- _Records from a data source_
┄┄┄┄┄┄┄┄┄┄

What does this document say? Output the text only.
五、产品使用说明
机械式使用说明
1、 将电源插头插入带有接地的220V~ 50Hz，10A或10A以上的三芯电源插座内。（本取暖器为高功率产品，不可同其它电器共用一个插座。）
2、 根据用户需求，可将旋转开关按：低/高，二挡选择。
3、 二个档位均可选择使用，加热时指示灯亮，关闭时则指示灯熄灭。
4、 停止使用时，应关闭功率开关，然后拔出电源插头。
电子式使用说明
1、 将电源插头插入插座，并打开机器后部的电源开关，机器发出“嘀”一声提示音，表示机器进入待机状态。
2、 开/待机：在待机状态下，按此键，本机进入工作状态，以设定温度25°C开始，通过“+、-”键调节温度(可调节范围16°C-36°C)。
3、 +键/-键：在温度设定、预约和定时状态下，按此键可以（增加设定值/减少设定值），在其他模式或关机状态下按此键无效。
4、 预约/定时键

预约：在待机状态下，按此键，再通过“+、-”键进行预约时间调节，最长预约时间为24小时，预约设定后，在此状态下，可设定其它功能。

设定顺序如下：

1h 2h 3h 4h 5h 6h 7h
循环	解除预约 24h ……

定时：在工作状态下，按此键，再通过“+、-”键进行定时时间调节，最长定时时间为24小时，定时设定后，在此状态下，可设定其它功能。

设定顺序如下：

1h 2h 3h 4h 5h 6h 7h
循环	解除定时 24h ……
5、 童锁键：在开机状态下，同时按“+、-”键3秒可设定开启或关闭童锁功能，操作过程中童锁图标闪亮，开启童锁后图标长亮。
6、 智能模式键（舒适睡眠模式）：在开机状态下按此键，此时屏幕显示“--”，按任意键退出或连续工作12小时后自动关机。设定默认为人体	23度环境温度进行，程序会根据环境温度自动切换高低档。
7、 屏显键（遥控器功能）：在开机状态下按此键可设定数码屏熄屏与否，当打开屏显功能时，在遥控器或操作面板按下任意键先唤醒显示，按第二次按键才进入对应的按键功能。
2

┄┄┄┄┄┄┄┄┄┄

- _WRITTEN REQUEST_
Transcribe all entries exactly as they are given.

- _WRITTEN SOLUTION_
What does this document say? Output the text only.
五、产品使用说明
机械式使用说明
1、 将电源插头插入带有接地的220V~ 50Hz，10A或10A以上的三芯电源插座内。（本取暖器为高功率产品，不可同其它电器共用一个插座。）
2、 根据用户需求，可将旋转开关按：低/高，二挡选择。
3、 二个档位均可选择使用，加热时指示灯亮，关闭时则指示灯熄灭。
4、 停止使用时，应关闭功率开关，然后拔出电源插头。
电子式使用说明
1、 将电源插头插入插座，并打开机器后部的电源开关，机器发出“嘀”一声提示音，表示机器进入待机状态。
2、 开/待机：在待机状态下，按此键，本机进入工作状态，以设定温度25°C开始，通过“+、-”键调节温度(可调节范围16°C-36°C)。
3、 +键/-键：在温度设定、预约和定时状态下，按此键可以（增加设定值/减少设定值），在其他模式或关机状态下按此键无效。
4、 预约/定时键

预约：在待机状态下，按此键，再通过“+、-”键进行预约时间调节，最长预约时间为24小时，预约设定后，在此状态下，可设定其它功能。

设定顺序如下：

1h 2h 3h 4h 5h 6h 7h
循环	解除预约 24h ……

定时：在工作状态下，按此键，再通过“+、-”键进行定时时间调节，最长定时时间为24小时，定时设定后，在此状态下，可设定其它功能。

设定顺序如下：

1h 2h 3h 4h 5h 6h 7h
循环	解除定时 24h ……
5、 童锁键：在开机状态下，同时按“+、-”键3秒可设定开启或关闭童锁功能，操作过程中童锁图标闪亮，开启童锁后图标长亮。
6、 智能模式键（舒适睡眠模式）：在开机状态下按此键，此时屏幕显示“--”，按任意键退出或连续工作12小时后自动关机。设定默认为人体	23度环境温度进行，程序会根据环境温度自动切换高低档。
7、 屏显键（遥控器功能）：在开机状态下按此键可设定数码屏熄屏与否，当打开屏显功能时，在遥控器或操作面板按下任意键先唤醒显示，按第二次按键才进入对应的按键功能。
2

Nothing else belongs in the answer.